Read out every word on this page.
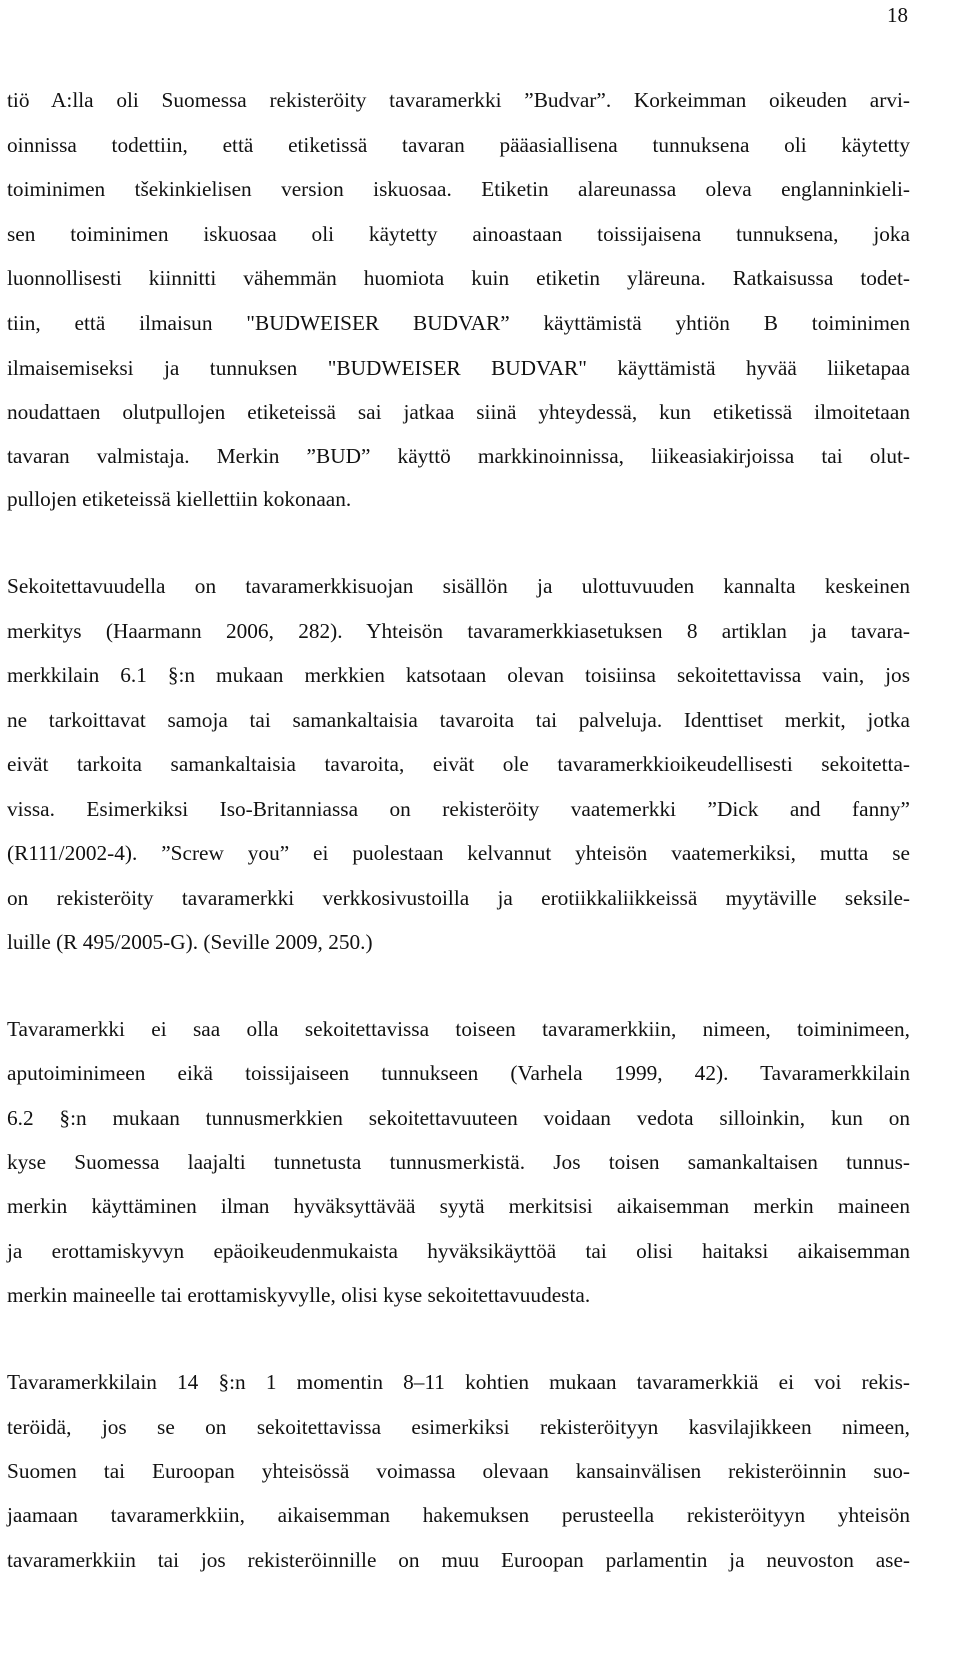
18
tiö A:lla oli Suomessa rekisteröity tavaramerkki ”Budvar”. Korkeimman oikeuden arvi-
oinnissa todettiin, että etiketissä tavaran pääasiallisena tunnuksena oli käytetty
toiminimen tšekinkielisen version iskuosaa. Etiketin alareunassa oleva englanninkieli-
sen toiminimen iskuosaa oli käytetty ainoastaan toissijaisena tunnuksena, joka
luonnollisesti kiinnitti vähemmän huomiota kuin etiketin yläreuna. Ratkaisussa todet-
tiin, että ilmaisun "BUDWEISER BUDVAR” käyttämistä yhtiön B toiminimen
ilmaisemiseksi ja tunnuksen "BUDWEISER BUDVAR" käyttämistä hyvää liiketapaa
noudattaen olutpullojen etiketeissä sai jatkaa siinä yhteydessä, kun etiketissä ilmoitetaan
tavaran valmistaja. Merkin ”BUD” käyttö markkinoinnissa, liikeasiakirjoissa tai olut-
pullojen etiketeissä kiellettiin kokonaan.
Sekoitettavuudella on tavaramerkkisuojan sisällön ja ulottuvuuden kannalta keskeinen
merkitys (Haarmann 2006, 282). Yhteisön tavaramerkkiasetuksen 8 artiklan ja tavara-
merkkilain 6.1 §:n mukaan merkkien katsotaan olevan toisiinsa sekoitettavissa vain, jos
ne tarkoittavat samoja tai samankaltaisia tavaroita tai palveluja. Identtiset merkit, jotka
eivät tarkoita samankaltaisia tavaroita, eivät ole tavaramerkkioikeudellisesti sekoitetta-
vissa. Esimerkiksi Iso-Britanniassa on rekisteröity vaatemerkki ”Dick and fanny”
(R111/2002-4). ”Screw you” ei puolestaan kelvannut yhteisön vaatemerkiksi, mutta se
on rekisteröity tavaramerkki verkkosivustoilla ja erotiikkaliikkeissä myytäville seksile-
luille (R 495/2005-G). (Seville 2009, 250.)
Tavaramerkki ei saa olla sekoitettavissa toiseen tavaramerkkiin, nimeen, toiminimeen,
aputoiminimeen eikä toissijaiseen tunnukseen (Varhela 1999, 42). Tavaramerkkilain
6.2 §:n mukaan tunnusmerkkien sekoitettavuuteen voidaan vedota silloinkin, kun on
kyse Suomessa laajalti tunnetusta tunnusmerkistä. Jos toisen samankaltaisen tunnus-
merkin käyttäminen ilman hyväksyttävää syytä merkitsisi aikaisemman merkin maineen
ja erottamiskyvyn epäoikeudenmukaista hyväksikäyttöä tai olisi haitaksi aikaisemman
merkin maineelle tai erottamiskyvylle, olisi kyse sekoitettavuudesta.
Tavaramerkkilain 14 §:n 1 momentin 8–11 kohtien mukaan tavaramerkkiä ei voi rekis-
teröidä, jos se on sekoitettavissa esimerkiksi rekisteröityyn kasvilajikkeen nimeen,
Suomen tai Euroopan yhteisössä voimassa olevaan kansainvälisen rekisteröinnin suo-
jaamaan tavaramerkkiin, aikaisemman hakemuksen perusteella rekisteröityyn yhteisön
tavaramerkkiin tai jos rekisteröinnille on muu Euroopan parlamentin ja neuvoston ase-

• [Problem to solve]
Set the listing down in full and exactly. Pictures within it should not appear in the copy.

• [Answer below]
Read out every word on this page.
18
tiö A:lla oli Suomessa rekisteröity tavaramerkki ”Budvar”. Korkeimman oikeuden arvi-
oinnissa todettiin, että etiketissä tavaran pääasiallisena tunnuksena oli käytetty
toiminimen tšekinkielisen version iskuosaa. Etiketin alareunassa oleva englanninkieli-
sen toiminimen iskuosaa oli käytetty ainoastaan toissijaisena tunnuksena, joka
luonnollisesti kiinnitti vähemmän huomiota kuin etiketin yläreuna. Ratkaisussa todet-
tiin, että ilmaisun "BUDWEISER BUDVAR” käyttämistä yhtiön B toiminimen
ilmaisemiseksi ja tunnuksen "BUDWEISER BUDVAR" käyttämistä hyvää liiketapaa
noudattaen olutpullojen etiketeissä sai jatkaa siinä yhteydessä, kun etiketissä ilmoitetaan
tavaran valmistaja. Merkin ”BUD” käyttö markkinoinnissa, liikeasiakirjoissa tai olut-
pullojen etiketeissä kiellettiin kokonaan.
Sekoitettavuudella on tavaramerkkisuojan sisällön ja ulottuvuuden kannalta keskeinen
merkitys (Haarmann 2006, 282). Yhteisön tavaramerkkiasetuksen 8 artiklan ja tavara-
merkkilain 6.1 §:n mukaan merkkien katsotaan olevan toisiinsa sekoitettavissa vain, jos
ne tarkoittavat samoja tai samankaltaisia tavaroita tai palveluja. Identtiset merkit, jotka
eivät tarkoita samankaltaisia tavaroita, eivät ole tavaramerkkioikeudellisesti sekoitetta-
vissa. Esimerkiksi Iso-Britanniassa on rekisteröity vaatemerkki ”Dick and fanny”
(R111/2002-4). ”Screw you” ei puolestaan kelvannut yhteisön vaatemerkiksi, mutta se
on rekisteröity tavaramerkki verkkosivustoilla ja erotiikkaliikkeissä myytäville seksile-
luille (R 495/2005-G). (Seville 2009, 250.)
Tavaramerkki ei saa olla sekoitettavissa toiseen tavaramerkkiin, nimeen, toiminimeen,
aputoiminimeen eikä toissijaiseen tunnukseen (Varhela 1999, 42). Tavaramerkkilain
6.2 §:n mukaan tunnusmerkkien sekoitettavuuteen voidaan vedota silloinkin, kun on
kyse Suomessa laajalti tunnetusta tunnusmerkistä. Jos toisen samankaltaisen tunnus-
merkin käyttäminen ilman hyväksyttävää syytä merkitsisi aikaisemman merkin maineen
ja erottamiskyvyn epäoikeudenmukaista hyväksikäyttöä tai olisi haitaksi aikaisemman
merkin maineelle tai erottamiskyvylle, olisi kyse sekoitettavuudesta.
Tavaramerkkilain 14 §:n 1 momentin 8–11 kohtien mukaan tavaramerkkiä ei voi rekis-
teröidä, jos se on sekoitettavissa esimerkiksi rekisteröityyn kasvilajikkeen nimeen,
Suomen tai Euroopan yhteisössä voimassa olevaan kansainvälisen rekisteröinnin suo-
jaamaan tavaramerkkiin, aikaisemman hakemuksen perusteella rekisteröityyn yhteisön
tavaramerkkiin tai jos rekisteröinnille on muu Euroopan parlamentin ja neuvoston ase-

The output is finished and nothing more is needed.